SUPPLIED ENTRIES -
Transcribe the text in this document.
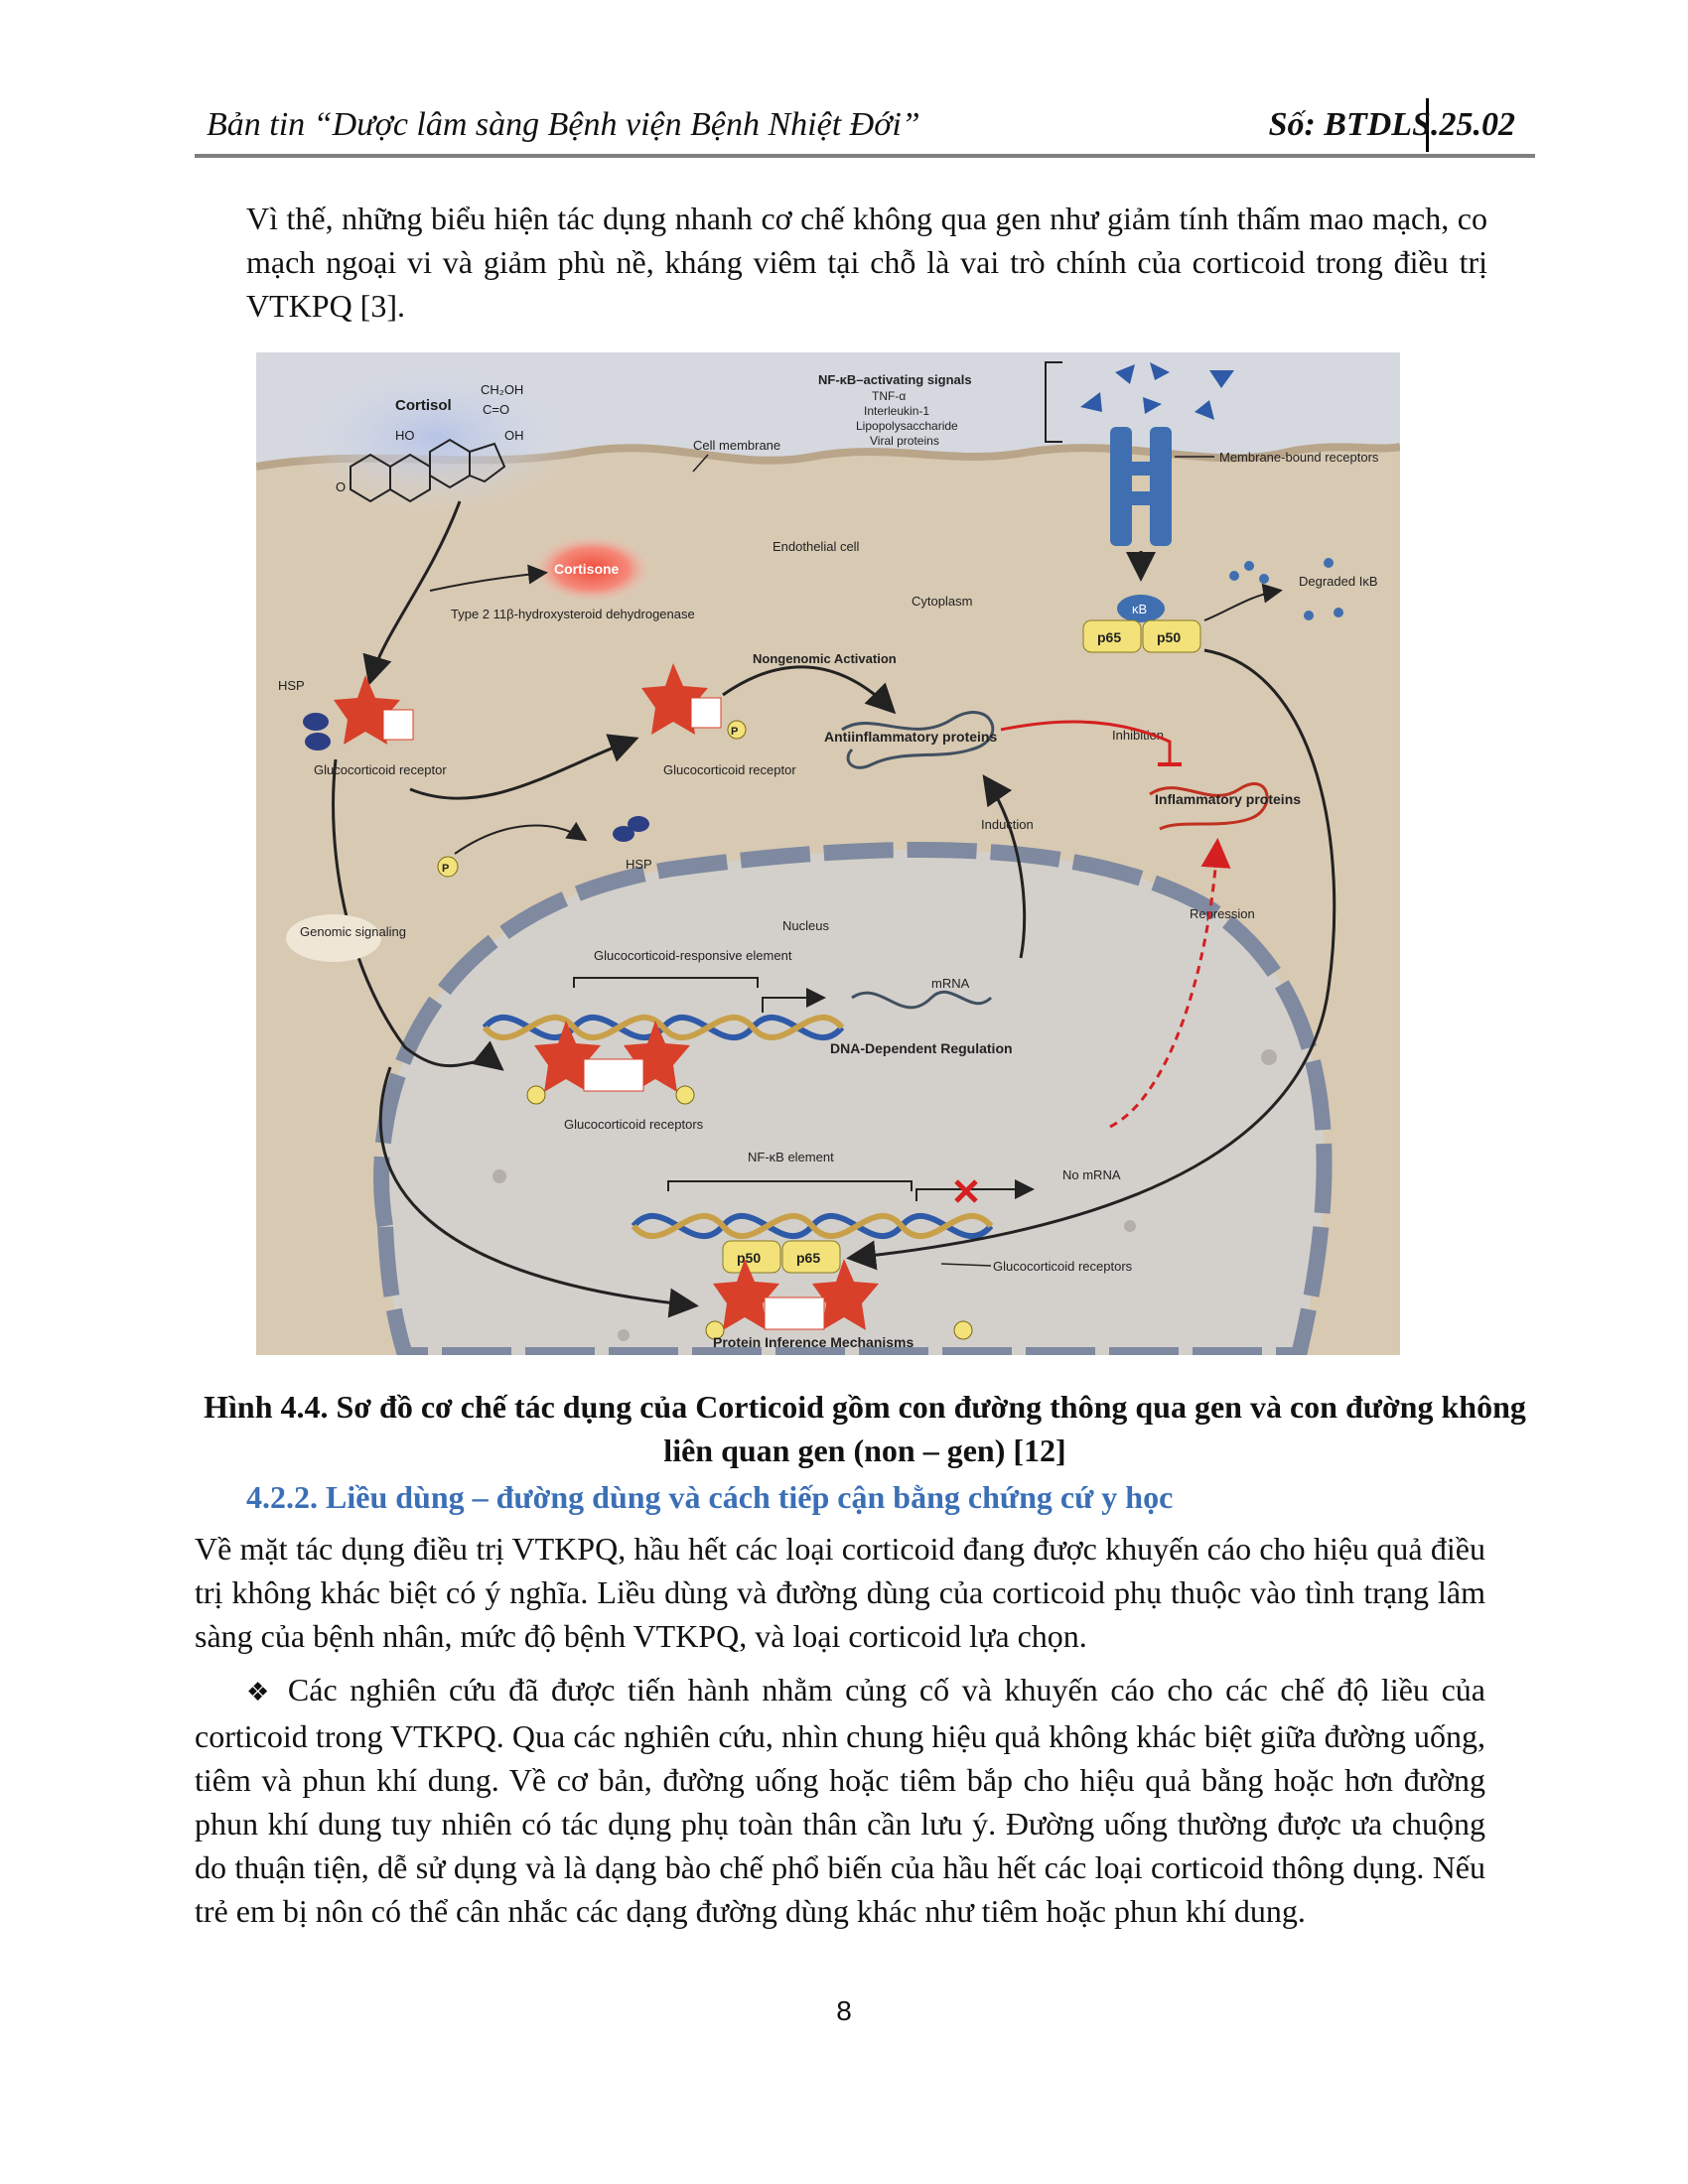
Bản tin “Dược lâm sàng Bệnh viện Bệnh Nhiệt Đới”	Số: BTDLS.25.02
Vì thế, những biểu hiện tác dụng nhanh cơ chế không qua gen như giảm tính thấm mao mạch, co mạch ngoại vi và giảm phù nề, kháng viêm tại chỗ là vai trò chính của corticoid trong điều trị VTKPQ [3].
Cortisol
CH₂OH
C=O
HO	OH
O
Cell membrane
Cortisone
Type 2 11β-hydroxysteroid dehydrogenase
Endothelial cell
Cytoplasm
NF-κB–activating signals
TNF-α
Interleukin-1
Lipopolysaccharide
Viral proteins
Membrane-bound receptors
κB
p65	p50
Degraded IκB
HSP
Glucocorticoid receptor
P
Glucocorticoid receptor
Nongenomic Activation
P	HSP
Antiinflammatory proteins	Inhibition
Inflammatory proteins
Induction
Repression
Genomic signaling	Nucleus
Glucocorticoid-responsive element
mRNA
DNA-Dependent Regulation
Glucocorticoid receptors
NF-κB element
No mRNA
p50	p65
Glucocorticoid receptors
Protein Inference Mechanisms
Hình 4.4. Sơ đồ cơ chế tác dụng của Corticoid gồm con đường thông qua gen và con đường không liên quan gen (non – gen) [12]
4.2.2. Liều dùng – đường dùng và cách tiếp cận bằng chứng cứ y học
Về mặt tác dụng điều trị VTKPQ, hầu hết các loại corticoid đang được khuyến cáo cho hiệu quả điều trị không khác biệt có ý nghĩa. Liều dùng và đường dùng của corticoid phụ thuộc vào tình trạng lâm sàng của bệnh nhân, mức độ bệnh VTKPQ, và loại corticoid lựa chọn.
❖ Các nghiên cứu đã được tiến hành nhằm củng cố và khuyến cáo cho các chế độ liều của corticoid trong VTKPQ. Qua các nghiên cứu, nhìn chung hiệu quả không khác biệt giữa đường uống, tiêm và phun khí dung. Về cơ bản, đường uống hoặc tiêm bắp cho hiệu quả bằng hoặc hơn đường phun khí dung tuy nhiên có tác dụng phụ toàn thân cần lưu ý. Đường uống thường được ưa chuộng do thuận tiện, dễ sử dụng và là dạng bào chế phổ biến của hầu hết các loại corticoid thông dụng. Nếu trẻ em bị nôn có thể cân nhắc các dạng đường dùng khác như tiêm hoặc phun khí dung.
8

PROMPT - Any images must be left out; transcribe the rest of the material exactly.

SOLVED EXERCISE -
Transcribe the text in this document.
Bản tin “Dược lâm sàng Bệnh viện Bệnh Nhiệt Đới”	Số: BTDLS.25.02
Vì thế, những biểu hiện tác dụng nhanh cơ chế không qua gen như giảm tính thấm mao mạch, co mạch ngoại vi và giảm phù nề, kháng viêm tại chỗ là vai trò chính của corticoid trong điều trị VTKPQ [3].
Cortisol
CH₂OH
C=O
HO	OH
O
Cell membrane
Cortisone
Type 2 11β-hydroxysteroid dehydrogenase
Endothelial cell
Cytoplasm
NF-κB–activating signals
TNF-α
Interleukin-1
Lipopolysaccharide
Viral proteins
Membrane-bound receptors
κB
p65	p50
Degraded IκB
HSP
Glucocorticoid receptor
P
Glucocorticoid receptor
Nongenomic Activation
P	HSP
Antiinflammatory proteins	Inhibition
Inflammatory proteins
Induction
Repression
Genomic signaling	Nucleus
Glucocorticoid-responsive element
mRNA
DNA-Dependent Regulation
Glucocorticoid receptors
NF-κB element
No mRNA
p50	p65
Glucocorticoid receptors
Protein Inference Mechanisms
Hình 4.4. Sơ đồ cơ chế tác dụng của Corticoid gồm con đường thông qua gen và con đường không liên quan gen (non – gen) [12]
4.2.2. Liều dùng – đường dùng và cách tiếp cận bằng chứng cứ y học
Về mặt tác dụng điều trị VTKPQ, hầu hết các loại corticoid đang được khuyến cáo cho hiệu quả điều trị không khác biệt có ý nghĩa. Liều dùng và đường dùng của corticoid phụ thuộc vào tình trạng lâm sàng của bệnh nhân, mức độ bệnh VTKPQ, và loại corticoid lựa chọn.
❖ Các nghiên cứu đã được tiến hành nhằm củng cố và khuyến cáo cho các chế độ liều của corticoid trong VTKPQ. Qua các nghiên cứu, nhìn chung hiệu quả không khác biệt giữa đường uống, tiêm và phun khí dung. Về cơ bản, đường uống hoặc tiêm bắp cho hiệu quả bằng hoặc hơn đường phun khí dung tuy nhiên có tác dụng phụ toàn thân cần lưu ý. Đường uống thường được ưa chuộng do thuận tiện, dễ sử dụng và là dạng bào chế phổ biến của hầu hết các loại corticoid thông dụng. Nếu trẻ em bị nôn có thể cân nhắc các dạng đường dùng khác như tiêm hoặc phun khí dung.
8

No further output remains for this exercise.